## Aim of the exercise
List every line below containing "juin".

________________________________________

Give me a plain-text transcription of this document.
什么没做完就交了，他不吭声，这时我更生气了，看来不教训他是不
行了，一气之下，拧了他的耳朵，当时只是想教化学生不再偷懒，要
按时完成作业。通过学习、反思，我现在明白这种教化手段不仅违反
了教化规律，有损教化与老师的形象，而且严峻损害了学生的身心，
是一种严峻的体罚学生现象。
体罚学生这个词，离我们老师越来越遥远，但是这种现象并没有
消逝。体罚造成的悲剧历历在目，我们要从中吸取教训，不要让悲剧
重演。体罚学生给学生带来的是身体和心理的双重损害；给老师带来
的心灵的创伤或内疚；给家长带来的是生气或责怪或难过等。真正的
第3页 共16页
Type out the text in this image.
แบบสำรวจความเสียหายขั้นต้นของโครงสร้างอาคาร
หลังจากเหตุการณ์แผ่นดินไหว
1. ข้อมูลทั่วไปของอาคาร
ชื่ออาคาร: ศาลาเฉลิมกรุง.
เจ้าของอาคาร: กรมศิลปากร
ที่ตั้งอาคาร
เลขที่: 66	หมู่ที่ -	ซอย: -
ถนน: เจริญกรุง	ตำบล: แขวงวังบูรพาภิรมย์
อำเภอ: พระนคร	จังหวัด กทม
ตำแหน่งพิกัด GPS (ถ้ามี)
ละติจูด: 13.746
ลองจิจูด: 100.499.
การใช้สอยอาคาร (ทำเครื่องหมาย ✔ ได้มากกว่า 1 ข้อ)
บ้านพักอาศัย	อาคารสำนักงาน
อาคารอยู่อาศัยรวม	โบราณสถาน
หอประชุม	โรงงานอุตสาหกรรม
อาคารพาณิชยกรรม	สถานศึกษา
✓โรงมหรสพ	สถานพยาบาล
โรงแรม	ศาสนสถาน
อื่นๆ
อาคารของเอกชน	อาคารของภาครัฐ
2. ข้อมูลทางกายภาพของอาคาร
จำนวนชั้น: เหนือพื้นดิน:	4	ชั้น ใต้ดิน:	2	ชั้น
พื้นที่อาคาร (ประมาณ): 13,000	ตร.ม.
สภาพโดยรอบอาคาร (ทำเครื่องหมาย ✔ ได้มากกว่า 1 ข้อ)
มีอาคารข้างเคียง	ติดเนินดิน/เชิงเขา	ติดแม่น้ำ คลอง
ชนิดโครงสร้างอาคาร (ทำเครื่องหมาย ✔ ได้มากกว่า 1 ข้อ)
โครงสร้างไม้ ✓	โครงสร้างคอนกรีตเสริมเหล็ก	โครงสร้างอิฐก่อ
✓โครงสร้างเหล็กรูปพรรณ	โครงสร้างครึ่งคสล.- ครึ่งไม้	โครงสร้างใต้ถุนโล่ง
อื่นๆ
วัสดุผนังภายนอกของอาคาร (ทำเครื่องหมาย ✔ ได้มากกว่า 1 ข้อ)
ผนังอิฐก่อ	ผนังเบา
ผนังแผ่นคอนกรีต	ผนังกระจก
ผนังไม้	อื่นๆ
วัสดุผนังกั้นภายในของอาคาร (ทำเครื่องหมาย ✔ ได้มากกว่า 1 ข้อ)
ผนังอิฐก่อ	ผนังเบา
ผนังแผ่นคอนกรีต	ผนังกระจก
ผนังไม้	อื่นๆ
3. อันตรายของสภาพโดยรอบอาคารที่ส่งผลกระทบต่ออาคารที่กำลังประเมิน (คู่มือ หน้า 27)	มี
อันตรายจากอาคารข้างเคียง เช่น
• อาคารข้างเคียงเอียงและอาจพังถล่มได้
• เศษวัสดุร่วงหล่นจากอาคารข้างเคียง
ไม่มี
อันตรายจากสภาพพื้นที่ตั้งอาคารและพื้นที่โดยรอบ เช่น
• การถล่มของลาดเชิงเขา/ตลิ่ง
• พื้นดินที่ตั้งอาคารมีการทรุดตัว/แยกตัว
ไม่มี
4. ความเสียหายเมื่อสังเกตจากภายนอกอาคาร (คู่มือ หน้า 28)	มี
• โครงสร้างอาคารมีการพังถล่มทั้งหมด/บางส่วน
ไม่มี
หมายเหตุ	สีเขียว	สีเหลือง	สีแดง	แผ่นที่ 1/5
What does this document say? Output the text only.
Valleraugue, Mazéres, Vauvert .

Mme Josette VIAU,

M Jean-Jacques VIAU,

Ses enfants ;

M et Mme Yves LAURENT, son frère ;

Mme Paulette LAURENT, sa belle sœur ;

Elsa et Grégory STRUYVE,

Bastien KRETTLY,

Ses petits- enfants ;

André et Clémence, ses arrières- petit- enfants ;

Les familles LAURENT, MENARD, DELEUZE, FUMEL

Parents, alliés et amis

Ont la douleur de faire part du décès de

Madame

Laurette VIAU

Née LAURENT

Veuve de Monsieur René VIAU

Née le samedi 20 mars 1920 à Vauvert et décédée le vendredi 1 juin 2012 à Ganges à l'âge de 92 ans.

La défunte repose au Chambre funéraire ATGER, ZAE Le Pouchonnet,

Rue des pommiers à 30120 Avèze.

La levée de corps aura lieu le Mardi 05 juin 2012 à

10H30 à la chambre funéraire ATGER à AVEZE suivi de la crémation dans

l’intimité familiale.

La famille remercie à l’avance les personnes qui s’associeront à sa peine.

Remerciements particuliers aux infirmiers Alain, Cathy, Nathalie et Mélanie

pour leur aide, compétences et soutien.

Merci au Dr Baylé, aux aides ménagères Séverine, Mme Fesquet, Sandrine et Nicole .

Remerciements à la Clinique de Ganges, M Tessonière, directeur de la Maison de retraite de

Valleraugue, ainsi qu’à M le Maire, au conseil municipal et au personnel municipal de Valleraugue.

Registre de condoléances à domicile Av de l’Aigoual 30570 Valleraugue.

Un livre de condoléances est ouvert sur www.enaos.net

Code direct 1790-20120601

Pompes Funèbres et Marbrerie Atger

________________________________________

## Completed exercise
Née le samedi 20 mars 1920 à Vauvert et décédée le vendredi 1 juin 2012 à Ganges à l'âge de 92 ans.
La levée de corps aura lieu le Mardi 05 juin 2012 à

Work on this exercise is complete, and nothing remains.